▸ **DATA LINES**:
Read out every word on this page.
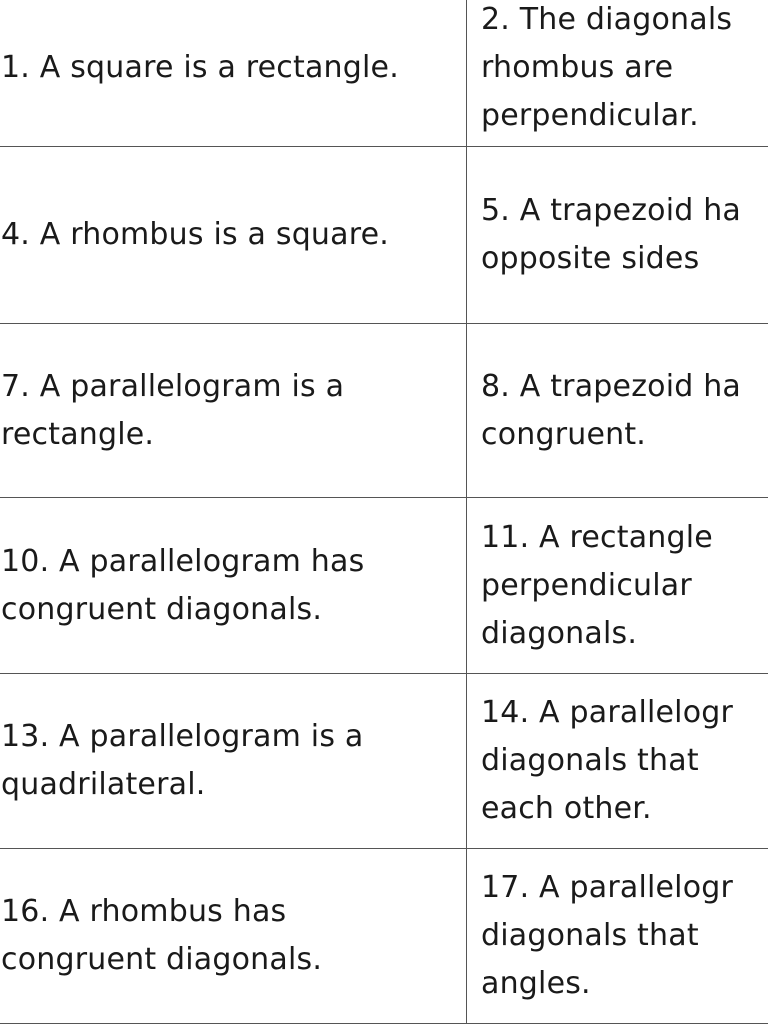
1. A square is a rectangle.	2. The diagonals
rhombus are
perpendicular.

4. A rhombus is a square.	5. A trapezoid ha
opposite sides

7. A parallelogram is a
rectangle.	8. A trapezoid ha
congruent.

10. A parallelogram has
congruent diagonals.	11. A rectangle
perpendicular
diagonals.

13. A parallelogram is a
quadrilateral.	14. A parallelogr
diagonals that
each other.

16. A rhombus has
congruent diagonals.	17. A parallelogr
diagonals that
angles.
---
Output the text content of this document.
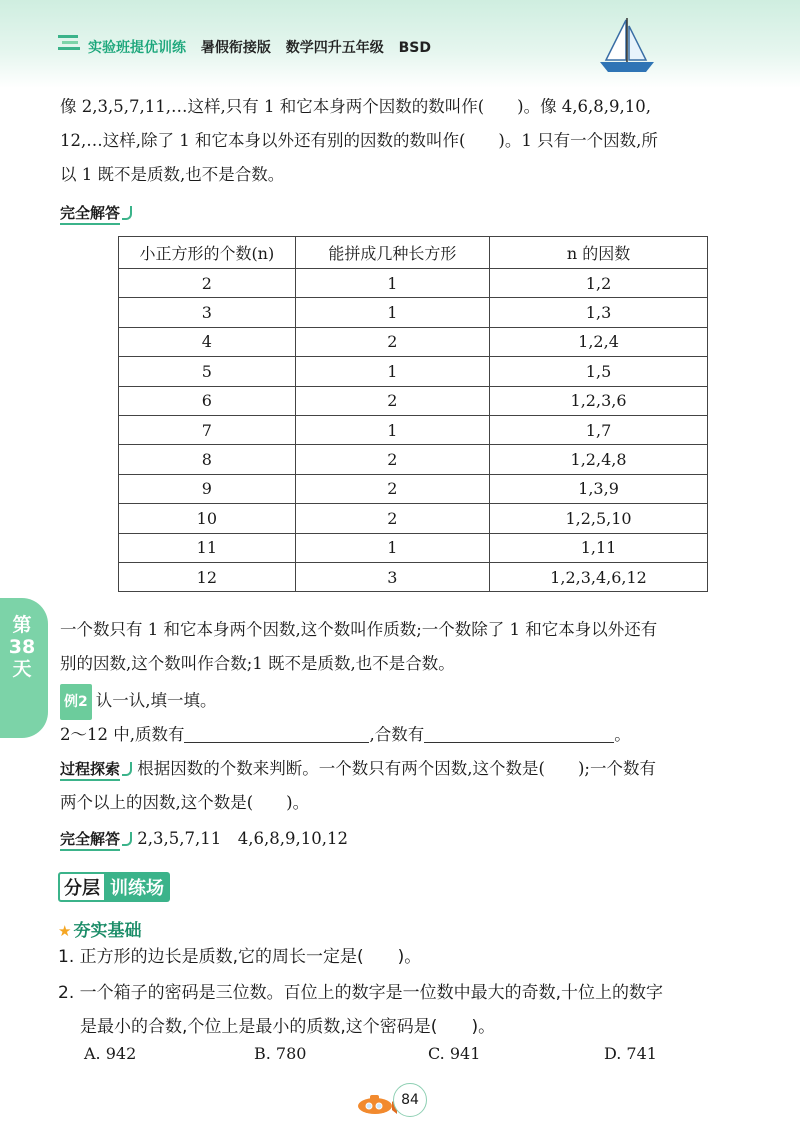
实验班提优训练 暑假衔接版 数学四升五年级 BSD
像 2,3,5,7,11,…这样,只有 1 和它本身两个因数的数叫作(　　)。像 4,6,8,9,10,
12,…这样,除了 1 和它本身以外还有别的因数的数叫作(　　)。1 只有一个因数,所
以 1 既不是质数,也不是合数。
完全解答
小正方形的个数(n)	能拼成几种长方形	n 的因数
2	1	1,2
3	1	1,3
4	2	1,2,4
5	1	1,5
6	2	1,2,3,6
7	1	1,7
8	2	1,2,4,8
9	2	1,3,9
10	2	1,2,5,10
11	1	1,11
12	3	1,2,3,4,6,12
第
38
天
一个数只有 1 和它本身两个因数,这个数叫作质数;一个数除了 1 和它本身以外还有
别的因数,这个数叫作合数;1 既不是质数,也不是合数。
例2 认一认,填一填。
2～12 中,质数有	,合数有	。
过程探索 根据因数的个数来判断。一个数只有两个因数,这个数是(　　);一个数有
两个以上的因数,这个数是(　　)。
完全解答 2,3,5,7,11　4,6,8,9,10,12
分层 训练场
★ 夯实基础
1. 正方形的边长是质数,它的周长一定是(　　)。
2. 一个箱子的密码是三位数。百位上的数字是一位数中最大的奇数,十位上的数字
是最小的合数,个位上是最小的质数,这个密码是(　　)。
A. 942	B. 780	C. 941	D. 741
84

▸ **EXERCISE AIM**:
Identify and copy the lines holding the word "rhombus".

▸ **WRITTEN RESPONSE**:
rhombus are
4. A rhombus is a square.	5. A trapezoid ha
16. A rhombus has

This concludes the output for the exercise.